- **Passage**
We are seeing accelerating expansion in the range and capabilities of machine aids for human decision making and of products and services embodying artificial intelligence and machine learning. AI/ML is already delivering significant societal benefits, including improvements in convenience and quality of life, productivity, efficiency, environmental monitoring and management, and capacity to develop new and innovative products and services.
The common feature of "automation applications" — the term we’ll use to cover diverse AI-/ML-enabled decision making, as well as products and services — is a combination of data, algorithms and algorithmic methods, code and humans, to derive insights and other outputs.
Humans are — or should be — the heart of automation apps, the heart in the machine.
Humans decide which datasets are discoverable, linked and analyzed.
Humans determine whether data, algorithms, algorithmic methods, code and people — as brought together and operating within technical, operational and legal controls, safeguards and guide rails specified by the same or different humans — are reliable and safe to produce appropriate outputs that lead to appropriate outcomes on humans or the environment. Humans, directly or indirectly, consciously or otherwise, determine what is appropriate.

(Source records)
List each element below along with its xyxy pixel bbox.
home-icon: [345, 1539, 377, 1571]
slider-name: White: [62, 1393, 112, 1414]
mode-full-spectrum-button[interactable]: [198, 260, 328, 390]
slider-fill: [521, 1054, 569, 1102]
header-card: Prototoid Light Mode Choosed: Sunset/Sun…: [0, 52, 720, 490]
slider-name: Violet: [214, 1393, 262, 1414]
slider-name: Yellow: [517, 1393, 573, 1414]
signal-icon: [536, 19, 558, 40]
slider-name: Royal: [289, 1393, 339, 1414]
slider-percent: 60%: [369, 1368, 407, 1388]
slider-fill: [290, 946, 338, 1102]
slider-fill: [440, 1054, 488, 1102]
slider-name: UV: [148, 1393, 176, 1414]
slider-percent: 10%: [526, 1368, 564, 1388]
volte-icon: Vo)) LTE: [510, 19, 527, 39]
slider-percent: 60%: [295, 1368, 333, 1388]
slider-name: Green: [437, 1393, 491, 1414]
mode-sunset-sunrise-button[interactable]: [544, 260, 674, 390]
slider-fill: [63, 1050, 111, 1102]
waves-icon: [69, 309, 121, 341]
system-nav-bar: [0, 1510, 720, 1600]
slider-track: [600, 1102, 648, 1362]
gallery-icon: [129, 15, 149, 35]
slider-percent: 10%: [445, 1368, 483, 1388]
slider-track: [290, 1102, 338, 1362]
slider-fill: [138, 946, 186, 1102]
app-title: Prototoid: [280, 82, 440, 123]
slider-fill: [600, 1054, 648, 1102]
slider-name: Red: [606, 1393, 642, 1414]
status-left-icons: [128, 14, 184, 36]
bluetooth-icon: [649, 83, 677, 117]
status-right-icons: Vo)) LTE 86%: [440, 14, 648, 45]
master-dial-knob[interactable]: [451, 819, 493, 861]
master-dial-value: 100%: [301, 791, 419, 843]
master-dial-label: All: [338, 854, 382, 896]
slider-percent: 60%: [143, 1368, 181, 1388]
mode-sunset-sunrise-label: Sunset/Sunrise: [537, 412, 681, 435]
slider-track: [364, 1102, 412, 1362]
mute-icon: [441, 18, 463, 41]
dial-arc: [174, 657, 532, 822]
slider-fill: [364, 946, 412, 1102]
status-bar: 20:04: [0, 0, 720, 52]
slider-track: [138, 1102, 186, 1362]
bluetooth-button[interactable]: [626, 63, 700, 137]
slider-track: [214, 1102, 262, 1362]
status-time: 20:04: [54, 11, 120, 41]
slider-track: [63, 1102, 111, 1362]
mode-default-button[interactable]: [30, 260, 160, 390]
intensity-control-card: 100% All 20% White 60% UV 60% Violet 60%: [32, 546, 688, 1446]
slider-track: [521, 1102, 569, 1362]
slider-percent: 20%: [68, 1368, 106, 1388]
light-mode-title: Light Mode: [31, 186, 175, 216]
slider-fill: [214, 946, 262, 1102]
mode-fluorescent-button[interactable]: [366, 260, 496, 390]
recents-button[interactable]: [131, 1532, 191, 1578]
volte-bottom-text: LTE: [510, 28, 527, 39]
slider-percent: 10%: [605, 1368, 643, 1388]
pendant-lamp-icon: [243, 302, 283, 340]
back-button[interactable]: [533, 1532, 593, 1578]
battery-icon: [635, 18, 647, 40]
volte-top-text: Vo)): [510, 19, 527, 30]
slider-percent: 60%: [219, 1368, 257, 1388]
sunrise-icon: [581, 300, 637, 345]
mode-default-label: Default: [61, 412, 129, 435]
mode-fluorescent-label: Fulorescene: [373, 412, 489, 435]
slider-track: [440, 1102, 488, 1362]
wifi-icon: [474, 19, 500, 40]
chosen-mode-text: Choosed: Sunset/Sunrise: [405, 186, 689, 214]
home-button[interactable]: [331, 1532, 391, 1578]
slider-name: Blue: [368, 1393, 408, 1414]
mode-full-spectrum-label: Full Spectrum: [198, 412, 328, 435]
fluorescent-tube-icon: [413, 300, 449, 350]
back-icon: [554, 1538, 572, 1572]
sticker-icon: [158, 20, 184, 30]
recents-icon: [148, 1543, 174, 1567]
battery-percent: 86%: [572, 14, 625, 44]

- **Task brief**
Write out the stretch of the passage on automation applications above from "The common feature" through "what is appropriate." word for word.

- **Solution to this task**
The common feature of "automation applications" — the term we’ll use to cover diverse AI-/ML-enabled decision making, as well as products and services — is a combination of data, algorithms and algorithmic methods, code and humans, to derive insights and other outputs.
Humans are — or should be — the heart of automation apps, the heart in the machine.
Humans decide which datasets are discoverable, linked and analyzed.
Humans determine whether data, algorithms, algorithmic methods, code and people — as brought together and operating within technical, operational and legal controls, safeguards and guide rails specified by the same or different humans — are reliable and safe to produce appropriate outputs that lead to appropriate outcomes on humans or the environment. Humans, directly or indirectly, consciously or otherwise, determine what is appropriate.